Start of Given data

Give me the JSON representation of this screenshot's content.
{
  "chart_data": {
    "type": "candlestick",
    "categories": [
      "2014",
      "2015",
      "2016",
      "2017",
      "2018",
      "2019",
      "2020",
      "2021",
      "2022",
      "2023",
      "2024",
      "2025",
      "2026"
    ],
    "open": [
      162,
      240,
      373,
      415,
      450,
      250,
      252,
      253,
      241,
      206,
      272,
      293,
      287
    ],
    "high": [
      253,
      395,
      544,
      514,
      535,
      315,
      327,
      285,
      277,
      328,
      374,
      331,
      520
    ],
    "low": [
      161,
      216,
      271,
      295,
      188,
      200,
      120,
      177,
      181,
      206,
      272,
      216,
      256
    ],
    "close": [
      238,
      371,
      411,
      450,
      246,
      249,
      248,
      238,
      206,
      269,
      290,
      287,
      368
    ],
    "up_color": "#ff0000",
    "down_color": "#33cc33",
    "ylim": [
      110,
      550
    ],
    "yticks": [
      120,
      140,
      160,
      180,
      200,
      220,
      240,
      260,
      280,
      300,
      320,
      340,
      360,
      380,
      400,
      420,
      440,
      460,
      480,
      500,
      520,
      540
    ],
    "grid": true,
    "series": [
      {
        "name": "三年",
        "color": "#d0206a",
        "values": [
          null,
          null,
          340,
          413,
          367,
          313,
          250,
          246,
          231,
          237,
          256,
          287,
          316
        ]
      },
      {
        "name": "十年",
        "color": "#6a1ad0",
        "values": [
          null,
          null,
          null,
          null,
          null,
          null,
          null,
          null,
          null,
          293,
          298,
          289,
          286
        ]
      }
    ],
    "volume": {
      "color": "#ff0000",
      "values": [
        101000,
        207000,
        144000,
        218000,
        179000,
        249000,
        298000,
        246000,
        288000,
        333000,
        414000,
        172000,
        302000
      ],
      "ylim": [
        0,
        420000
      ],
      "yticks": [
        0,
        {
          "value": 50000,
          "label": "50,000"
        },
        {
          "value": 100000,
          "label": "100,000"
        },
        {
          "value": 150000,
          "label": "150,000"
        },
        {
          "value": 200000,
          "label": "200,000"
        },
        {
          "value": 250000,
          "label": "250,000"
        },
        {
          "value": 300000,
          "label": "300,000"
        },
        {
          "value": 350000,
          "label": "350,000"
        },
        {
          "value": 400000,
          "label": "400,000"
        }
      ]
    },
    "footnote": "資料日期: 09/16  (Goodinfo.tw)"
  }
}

End of Given data

> [Exercise objective]: Take the lines above and retype all of them exactly.

> [Answer for this exercise]:
Give me the JSON representation of this screenshot's content.
{
  "chart_data": {
    "type": "candlestick",
    "categories": [
      "2014",
      "2015",
      "2016",
      "2017",
      "2018",
      "2019",
      "2020",
      "2021",
      "2022",
      "2023",
      "2024",
      "2025",
      "2026"
    ],
    "open": [
      162,
      240,
      373,
      415,
      450,
      250,
      252,
      253,
      241,
      206,
      272,
      293,
      287
    ],
    "high": [
      253,
      395,
      544,
      514,
      535,
      315,
      327,
      285,
      277,
      328,
      374,
      331,
      520
    ],
    "low": [
      161,
      216,
      271,
      295,
      188,
      200,
      120,
      177,
      181,
      206,
      272,
      216,
      256
    ],
    "close": [
      238,
      371,
      411,
      450,
      246,
      249,
      248,
      238,
      206,
      269,
      290,
      287,
      368
    ],
    "up_color": "#ff0000",
    "down_color": "#33cc33",
    "ylim": [
      110,
      550
    ],
    "yticks": [
      120,
      140,
      160,
      180,
      200,
      220,
      240,
      260,
      280,
      300,
      320,
      340,
      360,
      380,
      400,
      420,
      440,
      460,
      480,
      500,
      520,
      540
    ],
    "grid": true,
    "series": [
      {
        "name": "三年",
        "color": "#d0206a",
        "values": [
          null,
          null,
          340,
          413,
          367,
          313,
          250,
          246,
          231,
          237,
          256,
          287,
          316
        ]
      },
      {
        "name": "十年",
        "color": "#6a1ad0",
        "values": [
          null,
          null,
          null,
          null,
          null,
          null,
          null,
          null,
          null,
          293,
          298,
          289,
          286
        ]
      }
    ],
    "volume": {
      "color": "#ff0000",
      "values": [
        101000,
        207000,
        144000,
        218000,
        179000,
        249000,
        298000,
        246000,
        288000,
        333000,
        414000,
        172000,
        302000
      ],
      "ylim": [
        0,
        420000
      ],
      "yticks": [
        0,
        {
          "value": 50000,
          "label": "50,000"
        },
        {
          "value": 100000,
          "label": "100,000"
        },
        {
          "value": 150000,
          "label": "150,000"
        },
        {
          "value": 200000,
          "label": "200,000"
        },
        {
          "value": 250000,
          "label": "250,000"
        },
        {
          "value": 300000,
          "label": "300,000"
        },
        {
          "value": 350000,
          "label": "350,000"
        },
        {
          "value": 400000,
          "label": "400,000"
        }
      ]
    },
    "footnote": "資料日期: 09/16  (Goodinfo.tw)"
  }
}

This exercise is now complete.